··· EXTRACTED MATERIAL ···
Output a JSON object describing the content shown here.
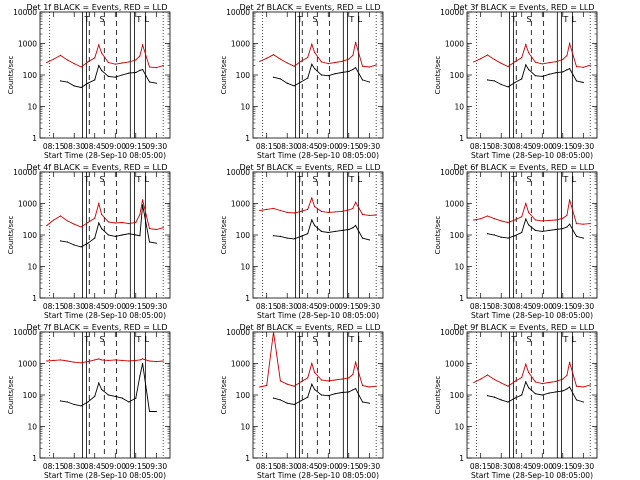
{
  "ylabel": "Counts/sec",
  "xlabel": "Start Time (28-Sep-10 08:05:00)",
  "x_ticks": [
    "08:15",
    "08:30",
    "08:45",
    "09:00",
    "09:15",
    "09:30"
  ],
  "y_ticks": [
    "1",
    "10",
    "100",
    "1000",
    "10000"
  ],
  "colors": {
    "events": "#000000",
    "lld": "#cc0000",
    "background": "#ffffff"
  },
  "chart_data": [
    {
      "type": "line",
      "title": "Det 1f BLACK = Events, RED = LLD",
      "xlabel": "Start Time (28-Sep-10 08:05:00)",
      "ylabel": "Counts/sec",
      "log_y": true,
      "ylim": [
        1,
        10000
      ],
      "x": [
        "08:10",
        "08:15",
        "08:20",
        "08:25",
        "08:30",
        "08:35",
        "08:40",
        "08:45",
        "08:48",
        "08:50",
        "08:55",
        "09:00",
        "09:05",
        "09:10",
        "09:15",
        "09:18",
        "09:20",
        "09:25",
        "09:30",
        "09:35"
      ],
      "series": [
        {
          "name": "Events",
          "color": "#000000",
          "values": [
            null,
            null,
            65,
            60,
            45,
            40,
            55,
            70,
            200,
            140,
            90,
            85,
            100,
            115,
            120,
            140,
            150,
            60,
            55,
            null
          ]
        },
        {
          "name": "LLD",
          "color": "#cc0000",
          "values": [
            250,
            320,
            420,
            300,
            230,
            180,
            260,
            350,
            900,
            500,
            250,
            220,
            240,
            260,
            300,
            400,
            900,
            180,
            170,
            200
          ]
        }
      ]
    },
    {
      "type": "line",
      "title": "Det 2f BLACK = Events, RED = LLD",
      "xlabel": "Start Time (28-Sep-10 08:05:00)",
      "ylabel": "Counts/sec",
      "log_y": true,
      "ylim": [
        1,
        10000
      ],
      "x": [
        "08:10",
        "08:15",
        "08:20",
        "08:25",
        "08:30",
        "08:35",
        "08:40",
        "08:45",
        "08:48",
        "08:50",
        "08:55",
        "09:00",
        "09:05",
        "09:10",
        "09:15",
        "09:18",
        "09:20",
        "09:25",
        "09:30",
        "09:35"
      ],
      "series": [
        {
          "name": "Events",
          "color": "#000000",
          "values": [
            null,
            null,
            85,
            75,
            55,
            45,
            60,
            80,
            220,
            160,
            100,
            95,
            110,
            120,
            130,
            150,
            170,
            70,
            60,
            null
          ]
        },
        {
          "name": "LLD",
          "color": "#cc0000",
          "values": [
            270,
            340,
            440,
            320,
            240,
            190,
            270,
            360,
            950,
            520,
            260,
            230,
            250,
            270,
            320,
            420,
            1100,
            190,
            180,
            210
          ]
        }
      ]
    },
    {
      "type": "line",
      "title": "Det 3f BLACK = Events, RED = LLD",
      "xlabel": "Start Time (28-Sep-10 08:05:00)",
      "ylabel": "Counts/sec",
      "log_y": true,
      "ylim": [
        1,
        10000
      ],
      "x": [
        "08:10",
        "08:15",
        "08:20",
        "08:25",
        "08:30",
        "08:35",
        "08:40",
        "08:45",
        "08:48",
        "08:50",
        "08:55",
        "09:00",
        "09:05",
        "09:10",
        "09:15",
        "09:18",
        "09:20",
        "09:25",
        "09:30",
        "09:35"
      ],
      "series": [
        {
          "name": "Events",
          "color": "#000000",
          "values": [
            null,
            null,
            70,
            65,
            50,
            42,
            58,
            75,
            210,
            150,
            95,
            90,
            105,
            118,
            125,
            145,
            160,
            65,
            58,
            null
          ]
        },
        {
          "name": "LLD",
          "color": "#cc0000",
          "values": [
            260,
            330,
            430,
            310,
            235,
            185,
            265,
            355,
            920,
            510,
            255,
            225,
            245,
            265,
            310,
            410,
            1000,
            185,
            175,
            205
          ]
        }
      ]
    },
    {
      "type": "line",
      "title": "Det 4f BLACK = Events, RED = LLD",
      "xlabel": "Start Time (28-Sep-10 08:05:00)",
      "ylabel": "Counts/sec",
      "log_y": true,
      "ylim": [
        1,
        10000
      ],
      "x": [
        "08:10",
        "08:15",
        "08:20",
        "08:25",
        "08:30",
        "08:35",
        "08:40",
        "08:45",
        "08:48",
        "08:50",
        "08:55",
        "09:00",
        "09:05",
        "09:10",
        "09:15",
        "09:18",
        "09:20",
        "09:25",
        "09:30",
        "09:35"
      ],
      "series": [
        {
          "name": "Events",
          "color": "#000000",
          "values": [
            null,
            null,
            65,
            60,
            48,
            42,
            55,
            80,
            240,
            160,
            100,
            90,
            100,
            110,
            100,
            95,
            900,
            60,
            55,
            null
          ]
        },
        {
          "name": "LLD",
          "color": "#cc0000",
          "values": [
            200,
            300,
            400,
            280,
            220,
            180,
            250,
            340,
            1000,
            450,
            260,
            240,
            250,
            230,
            250,
            450,
            1300,
            160,
            150,
            170
          ]
        }
      ]
    },
    {
      "type": "line",
      "title": "Det 5f BLACK = Events, RED = LLD",
      "xlabel": "Start Time (28-Sep-10 08:05:00)",
      "ylabel": "Counts/sec",
      "log_y": true,
      "ylim": [
        1,
        10000
      ],
      "x": [
        "08:10",
        "08:15",
        "08:20",
        "08:25",
        "08:30",
        "08:35",
        "08:40",
        "08:45",
        "08:48",
        "08:50",
        "08:55",
        "09:00",
        "09:05",
        "09:10",
        "09:15",
        "09:18",
        "09:20",
        "09:25",
        "09:30",
        "09:35"
      ],
      "series": [
        {
          "name": "Events",
          "color": "#000000",
          "values": [
            null,
            null,
            95,
            90,
            80,
            75,
            90,
            110,
            300,
            200,
            130,
            120,
            130,
            140,
            150,
            170,
            200,
            80,
            70,
            null
          ]
        },
        {
          "name": "LLD",
          "color": "#cc0000",
          "values": [
            600,
            650,
            700,
            600,
            520,
            500,
            560,
            650,
            1500,
            800,
            560,
            520,
            540,
            560,
            620,
            700,
            1100,
            450,
            420,
            430
          ]
        }
      ]
    },
    {
      "type": "line",
      "title": "Det 6f BLACK = Events, RED = LLD",
      "xlabel": "Start Time (28-Sep-10 08:05:00)",
      "ylabel": "Counts/sec",
      "log_y": true,
      "ylim": [
        1,
        10000
      ],
      "x": [
        "08:10",
        "08:15",
        "08:20",
        "08:25",
        "08:30",
        "08:35",
        "08:40",
        "08:45",
        "08:48",
        "08:50",
        "08:55",
        "09:00",
        "09:05",
        "09:10",
        "09:15",
        "09:18",
        "09:20",
        "09:25",
        "09:30",
        "09:35"
      ],
      "series": [
        {
          "name": "Events",
          "color": "#000000",
          "values": [
            null,
            null,
            110,
            100,
            85,
            80,
            95,
            120,
            320,
            210,
            140,
            130,
            140,
            150,
            160,
            180,
            220,
            90,
            80,
            null
          ]
        },
        {
          "name": "LLD",
          "color": "#cc0000",
          "values": [
            300,
            330,
            400,
            330,
            280,
            250,
            300,
            380,
            1000,
            520,
            300,
            280,
            290,
            300,
            340,
            420,
            1300,
            230,
            220,
            230
          ]
        }
      ]
    },
    {
      "type": "line",
      "title": "Det 7f BLACK = Events, RED = LLD",
      "xlabel": "Start Time (28-Sep-10 08:05:00)",
      "ylabel": "Counts/sec",
      "log_y": true,
      "ylim": [
        1,
        10000
      ],
      "x": [
        "08:10",
        "08:15",
        "08:20",
        "08:25",
        "08:30",
        "08:35",
        "08:40",
        "08:45",
        "08:48",
        "08:50",
        "08:55",
        "09:00",
        "09:05",
        "09:10",
        "09:15",
        "09:18",
        "09:20",
        "09:25",
        "09:30",
        "09:35"
      ],
      "series": [
        {
          "name": "Events",
          "color": "#000000",
          "values": [
            null,
            null,
            65,
            60,
            50,
            45,
            60,
            90,
            240,
            150,
            100,
            90,
            80,
            60,
            80,
            400,
            1000,
            30,
            30,
            null
          ]
        },
        {
          "name": "LLD",
          "color": "#cc0000",
          "values": [
            1200,
            1250,
            1300,
            1200,
            1100,
            1050,
            1150,
            1300,
            1400,
            1300,
            1250,
            1300,
            1250,
            1200,
            1250,
            1300,
            1400,
            1200,
            1150,
            1200
          ]
        }
      ]
    },
    {
      "type": "line",
      "title": "Det 8f BLACK = Events, RED = LLD",
      "xlabel": "Start Time (28-Sep-10 08:05:00)",
      "ylabel": "Counts/sec",
      "log_y": true,
      "ylim": [
        1,
        10000
      ],
      "x": [
        "08:10",
        "08:15",
        "08:20",
        "08:25",
        "08:30",
        "08:35",
        "08:40",
        "08:45",
        "08:48",
        "08:50",
        "08:55",
        "09:00",
        "09:05",
        "09:10",
        "09:15",
        "09:18",
        "09:20",
        "09:25",
        "09:30",
        "09:35"
      ],
      "series": [
        {
          "name": "Events",
          "color": "#000000",
          "values": [
            null,
            null,
            80,
            70,
            55,
            50,
            65,
            85,
            220,
            150,
            100,
            95,
            110,
            120,
            125,
            145,
            160,
            60,
            55,
            null
          ]
        },
        {
          "name": "LLD",
          "color": "#cc0000",
          "values": [
            180,
            200,
            10000,
            280,
            220,
            190,
            260,
            350,
            1000,
            520,
            300,
            280,
            300,
            320,
            350,
            450,
            1100,
            200,
            180,
            190
          ]
        }
      ]
    },
    {
      "type": "line",
      "title": "Det 9f BLACK = Events, RED = LLD",
      "xlabel": "Start Time (28-Sep-10 08:05:00)",
      "ylabel": "Counts/sec",
      "log_y": true,
      "ylim": [
        1,
        10000
      ],
      "x": [
        "08:10",
        "08:15",
        "08:20",
        "08:25",
        "08:30",
        "08:35",
        "08:40",
        "08:45",
        "08:48",
        "08:50",
        "08:55",
        "09:00",
        "09:05",
        "09:10",
        "09:15",
        "09:18",
        "09:20",
        "09:25",
        "09:30",
        "09:35"
      ],
      "series": [
        {
          "name": "Events",
          "color": "#000000",
          "values": [
            null,
            null,
            95,
            85,
            70,
            60,
            80,
            100,
            260,
            170,
            110,
            100,
            115,
            125,
            135,
            155,
            180,
            70,
            60,
            null
          ]
        },
        {
          "name": "LLD",
          "color": "#cc0000",
          "values": [
            250,
            320,
            430,
            310,
            240,
            190,
            270,
            360,
            950,
            520,
            260,
            230,
            250,
            270,
            320,
            420,
            1100,
            190,
            180,
            210
          ]
        }
      ]
    }
  ]
}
···
- **GOAL**
Copy each line that contains the word "BLACK".

- **RESULT OF THE TASK**
      "title": "Det 1f BLACK = Events, RED = LLD",
      "title": "Det 2f BLACK = Events, RED = LLD",
      "title": "Det 3f BLACK = Events, RED = LLD",
      "title": "Det 4f BLACK = Events, RED = LLD",
      "title": "Det 5f BLACK = Events, RED = LLD",
      "title": "Det 6f BLACK = Events, RED = LLD",
      "title": "Det 7f BLACK = Events, RED = LLD",
      "title": "Det 8f BLACK = Events, RED = LLD",
      "title": "Det 9f BLACK = Events, RED = LLD",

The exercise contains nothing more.